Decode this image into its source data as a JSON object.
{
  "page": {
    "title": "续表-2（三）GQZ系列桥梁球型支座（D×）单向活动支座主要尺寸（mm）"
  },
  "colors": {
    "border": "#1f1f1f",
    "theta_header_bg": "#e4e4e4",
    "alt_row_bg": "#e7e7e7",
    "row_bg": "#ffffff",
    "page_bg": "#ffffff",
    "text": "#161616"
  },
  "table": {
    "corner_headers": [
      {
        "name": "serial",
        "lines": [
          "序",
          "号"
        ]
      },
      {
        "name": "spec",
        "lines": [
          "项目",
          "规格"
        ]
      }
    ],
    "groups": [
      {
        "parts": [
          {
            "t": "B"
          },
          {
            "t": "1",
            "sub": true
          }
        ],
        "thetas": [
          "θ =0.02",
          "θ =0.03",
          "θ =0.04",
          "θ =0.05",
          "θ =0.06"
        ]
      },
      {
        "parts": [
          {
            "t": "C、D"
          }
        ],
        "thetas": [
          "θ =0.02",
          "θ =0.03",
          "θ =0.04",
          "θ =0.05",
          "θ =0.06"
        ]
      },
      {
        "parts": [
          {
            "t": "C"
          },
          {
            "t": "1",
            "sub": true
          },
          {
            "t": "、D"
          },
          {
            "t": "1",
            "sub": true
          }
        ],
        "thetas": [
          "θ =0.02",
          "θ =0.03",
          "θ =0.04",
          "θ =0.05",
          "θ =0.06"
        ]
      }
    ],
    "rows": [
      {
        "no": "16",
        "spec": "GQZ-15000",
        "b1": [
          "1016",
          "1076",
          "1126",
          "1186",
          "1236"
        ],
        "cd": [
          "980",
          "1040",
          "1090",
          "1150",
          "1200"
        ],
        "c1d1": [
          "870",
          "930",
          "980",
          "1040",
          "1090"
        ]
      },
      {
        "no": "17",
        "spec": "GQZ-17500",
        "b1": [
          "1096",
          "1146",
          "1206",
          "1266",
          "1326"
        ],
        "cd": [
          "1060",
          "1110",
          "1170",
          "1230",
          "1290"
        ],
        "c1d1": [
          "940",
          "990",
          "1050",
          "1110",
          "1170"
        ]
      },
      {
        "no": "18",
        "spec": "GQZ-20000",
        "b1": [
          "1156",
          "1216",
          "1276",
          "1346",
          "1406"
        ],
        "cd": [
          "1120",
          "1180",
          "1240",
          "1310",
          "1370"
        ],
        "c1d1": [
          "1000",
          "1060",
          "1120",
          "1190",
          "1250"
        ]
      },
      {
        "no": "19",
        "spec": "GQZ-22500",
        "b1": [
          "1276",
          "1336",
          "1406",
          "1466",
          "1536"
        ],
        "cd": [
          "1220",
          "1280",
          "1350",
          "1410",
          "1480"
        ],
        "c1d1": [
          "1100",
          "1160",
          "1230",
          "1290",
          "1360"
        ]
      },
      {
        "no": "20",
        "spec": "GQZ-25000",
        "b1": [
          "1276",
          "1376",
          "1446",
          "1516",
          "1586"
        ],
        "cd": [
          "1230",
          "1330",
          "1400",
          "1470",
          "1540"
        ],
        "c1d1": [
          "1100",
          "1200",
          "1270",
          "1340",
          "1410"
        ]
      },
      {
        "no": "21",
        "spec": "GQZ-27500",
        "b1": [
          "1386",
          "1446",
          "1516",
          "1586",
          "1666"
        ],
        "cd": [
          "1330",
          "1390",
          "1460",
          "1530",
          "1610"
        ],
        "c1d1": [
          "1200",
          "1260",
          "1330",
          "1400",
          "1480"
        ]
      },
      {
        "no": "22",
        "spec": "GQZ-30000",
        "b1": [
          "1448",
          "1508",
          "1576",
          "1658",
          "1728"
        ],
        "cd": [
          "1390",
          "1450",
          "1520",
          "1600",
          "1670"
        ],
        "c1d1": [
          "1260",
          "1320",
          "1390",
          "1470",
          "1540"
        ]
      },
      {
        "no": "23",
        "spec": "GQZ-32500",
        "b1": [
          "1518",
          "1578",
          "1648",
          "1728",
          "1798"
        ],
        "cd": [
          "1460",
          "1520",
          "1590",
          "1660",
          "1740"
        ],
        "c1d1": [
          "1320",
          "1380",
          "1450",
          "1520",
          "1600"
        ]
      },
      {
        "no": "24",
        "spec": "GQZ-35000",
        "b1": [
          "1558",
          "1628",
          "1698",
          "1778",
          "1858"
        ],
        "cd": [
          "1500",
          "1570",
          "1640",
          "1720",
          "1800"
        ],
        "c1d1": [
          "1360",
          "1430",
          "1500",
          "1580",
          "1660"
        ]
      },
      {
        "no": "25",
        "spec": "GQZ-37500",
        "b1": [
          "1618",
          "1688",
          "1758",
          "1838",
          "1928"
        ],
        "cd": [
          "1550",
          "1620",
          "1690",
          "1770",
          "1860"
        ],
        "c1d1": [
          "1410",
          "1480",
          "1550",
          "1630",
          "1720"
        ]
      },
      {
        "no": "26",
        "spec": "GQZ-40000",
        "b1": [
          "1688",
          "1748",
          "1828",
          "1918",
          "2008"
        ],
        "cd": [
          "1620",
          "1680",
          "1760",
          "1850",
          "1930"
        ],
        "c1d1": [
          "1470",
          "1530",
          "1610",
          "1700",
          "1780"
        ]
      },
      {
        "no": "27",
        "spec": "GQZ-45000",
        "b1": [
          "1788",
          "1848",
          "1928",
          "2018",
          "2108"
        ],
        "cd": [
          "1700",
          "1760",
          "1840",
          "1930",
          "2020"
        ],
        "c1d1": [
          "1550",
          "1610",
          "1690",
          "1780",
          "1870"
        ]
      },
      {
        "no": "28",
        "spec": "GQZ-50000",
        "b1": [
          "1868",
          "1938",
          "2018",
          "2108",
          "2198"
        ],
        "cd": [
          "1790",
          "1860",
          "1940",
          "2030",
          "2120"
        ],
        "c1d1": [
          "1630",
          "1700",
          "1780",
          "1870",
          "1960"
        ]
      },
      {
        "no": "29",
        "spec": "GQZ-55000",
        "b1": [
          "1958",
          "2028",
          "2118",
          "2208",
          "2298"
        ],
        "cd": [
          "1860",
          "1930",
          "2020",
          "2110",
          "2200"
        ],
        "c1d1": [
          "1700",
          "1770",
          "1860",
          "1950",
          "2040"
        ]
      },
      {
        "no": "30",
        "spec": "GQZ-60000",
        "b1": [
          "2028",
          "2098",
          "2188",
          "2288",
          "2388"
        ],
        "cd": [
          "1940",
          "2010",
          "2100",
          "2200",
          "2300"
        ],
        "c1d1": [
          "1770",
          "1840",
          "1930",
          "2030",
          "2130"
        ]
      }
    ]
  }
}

==================================================

WHAT YOU WILL DO
Each record above should be returned exactly as it appears.

TASK RESPONSE
Decode this image into its source data as a JSON object.
{
  "page": {
    "title": "续表-2（三）GQZ系列桥梁球型支座（D×）单向活动支座主要尺寸（mm）"
  },
  "colors": {
    "border": "#1f1f1f",
    "theta_header_bg": "#e4e4e4",
    "alt_row_bg": "#e7e7e7",
    "row_bg": "#ffffff",
    "page_bg": "#ffffff",
    "text": "#161616"
  },
  "table": {
    "corner_headers": [
      {
        "name": "serial",
        "lines": [
          "序",
          "号"
        ]
      },
      {
        "name": "spec",
        "lines": [
          "项目",
          "规格"
        ]
      }
    ],
    "groups": [
      {
        "parts": [
          {
            "t": "B"
          },
          {
            "t": "1",
            "sub": true
          }
        ],
        "thetas": [
          "θ =0.02",
          "θ =0.03",
          "θ =0.04",
          "θ =0.05",
          "θ =0.06"
        ]
      },
      {
        "parts": [
          {
            "t": "C、D"
          }
        ],
        "thetas": [
          "θ =0.02",
          "θ =0.03",
          "θ =0.04",
          "θ =0.05",
          "θ =0.06"
        ]
      },
      {
        "parts": [
          {
            "t": "C"
          },
          {
            "t": "1",
            "sub": true
          },
          {
            "t": "、D"
          },
          {
            "t": "1",
            "sub": true
          }
        ],
        "thetas": [
          "θ =0.02",
          "θ =0.03",
          "θ =0.04",
          "θ =0.05",
          "θ =0.06"
        ]
      }
    ],
    "rows": [
      {
        "no": "16",
        "spec": "GQZ-15000",
        "b1": [
          "1016",
          "1076",
          "1126",
          "1186",
          "1236"
        ],
        "cd": [
          "980",
          "1040",
          "1090",
          "1150",
          "1200"
        ],
        "c1d1": [
          "870",
          "930",
          "980",
          "1040",
          "1090"
        ]
      },
      {
        "no": "17",
        "spec": "GQZ-17500",
        "b1": [
          "1096",
          "1146",
          "1206",
          "1266",
          "1326"
        ],
        "cd": [
          "1060",
          "1110",
          "1170",
          "1230",
          "1290"
        ],
        "c1d1": [
          "940",
          "990",
          "1050",
          "1110",
          "1170"
        ]
      },
      {
        "no": "18",
        "spec": "GQZ-20000",
        "b1": [
          "1156",
          "1216",
          "1276",
          "1346",
          "1406"
        ],
        "cd": [
          "1120",
          "1180",
          "1240",
          "1310",
          "1370"
        ],
        "c1d1": [
          "1000",
          "1060",
          "1120",
          "1190",
          "1250"
        ]
      },
      {
        "no": "19",
        "spec": "GQZ-22500",
        "b1": [
          "1276",
          "1336",
          "1406",
          "1466",
          "1536"
        ],
        "cd": [
          "1220",
          "1280",
          "1350",
          "1410",
          "1480"
        ],
        "c1d1": [
          "1100",
          "1160",
          "1230",
          "1290",
          "1360"
        ]
      },
      {
        "no": "20",
        "spec": "GQZ-25000",
        "b1": [
          "1276",
          "1376",
          "1446",
          "1516",
          "1586"
        ],
        "cd": [
          "1230",
          "1330",
          "1400",
          "1470",
          "1540"
        ],
        "c1d1": [
          "1100",
          "1200",
          "1270",
          "1340",
          "1410"
        ]
      },
      {
        "no": "21",
        "spec": "GQZ-27500",
        "b1": [
          "1386",
          "1446",
          "1516",
          "1586",
          "1666"
        ],
        "cd": [
          "1330",
          "1390",
          "1460",
          "1530",
          "1610"
        ],
        "c1d1": [
          "1200",
          "1260",
          "1330",
          "1400",
          "1480"
        ]
      },
      {
        "no": "22",
        "spec": "GQZ-30000",
        "b1": [
          "1448",
          "1508",
          "1576",
          "1658",
          "1728"
        ],
        "cd": [
          "1390",
          "1450",
          "1520",
          "1600",
          "1670"
        ],
        "c1d1": [
          "1260",
          "1320",
          "1390",
          "1470",
          "1540"
        ]
      },
      {
        "no": "23",
        "spec": "GQZ-32500",
        "b1": [
          "1518",
          "1578",
          "1648",
          "1728",
          "1798"
        ],
        "cd": [
          "1460",
          "1520",
          "1590",
          "1660",
          "1740"
        ],
        "c1d1": [
          "1320",
          "1380",
          "1450",
          "1520",
          "1600"
        ]
      },
      {
        "no": "24",
        "spec": "GQZ-35000",
        "b1": [
          "1558",
          "1628",
          "1698",
          "1778",
          "1858"
        ],
        "cd": [
          "1500",
          "1570",
          "1640",
          "1720",
          "1800"
        ],
        "c1d1": [
          "1360",
          "1430",
          "1500",
          "1580",
          "1660"
        ]
      },
      {
        "no": "25",
        "spec": "GQZ-37500",
        "b1": [
          "1618",
          "1688",
          "1758",
          "1838",
          "1928"
        ],
        "cd": [
          "1550",
          "1620",
          "1690",
          "1770",
          "1860"
        ],
        "c1d1": [
          "1410",
          "1480",
          "1550",
          "1630",
          "1720"
        ]
      },
      {
        "no": "26",
        "spec": "GQZ-40000",
        "b1": [
          "1688",
          "1748",
          "1828",
          "1918",
          "2008"
        ],
        "cd": [
          "1620",
          "1680",
          "1760",
          "1850",
          "1930"
        ],
        "c1d1": [
          "1470",
          "1530",
          "1610",
          "1700",
          "1780"
        ]
      },
      {
        "no": "27",
        "spec": "GQZ-45000",
        "b1": [
          "1788",
          "1848",
          "1928",
          "2018",
          "2108"
        ],
        "cd": [
          "1700",
          "1760",
          "1840",
          "1930",
          "2020"
        ],
        "c1d1": [
          "1550",
          "1610",
          "1690",
          "1780",
          "1870"
        ]
      },
      {
        "no": "28",
        "spec": "GQZ-50000",
        "b1": [
          "1868",
          "1938",
          "2018",
          "2108",
          "2198"
        ],
        "cd": [
          "1790",
          "1860",
          "1940",
          "2030",
          "2120"
        ],
        "c1d1": [
          "1630",
          "1700",
          "1780",
          "1870",
          "1960"
        ]
      },
      {
        "no": "29",
        "spec": "GQZ-55000",
        "b1": [
          "1958",
          "2028",
          "2118",
          "2208",
          "2298"
        ],
        "cd": [
          "1860",
          "1930",
          "2020",
          "2110",
          "2200"
        ],
        "c1d1": [
          "1700",
          "1770",
          "1860",
          "1950",
          "2040"
        ]
      },
      {
        "no": "30",
        "spec": "GQZ-60000",
        "b1": [
          "2028",
          "2098",
          "2188",
          "2288",
          "2388"
        ],
        "cd": [
          "1940",
          "2010",
          "2100",
          "2200",
          "2300"
        ],
        "c1d1": [
          "1770",
          "1840",
          "1930",
          "2030",
          "2130"
        ]
      }
    ]
  }
}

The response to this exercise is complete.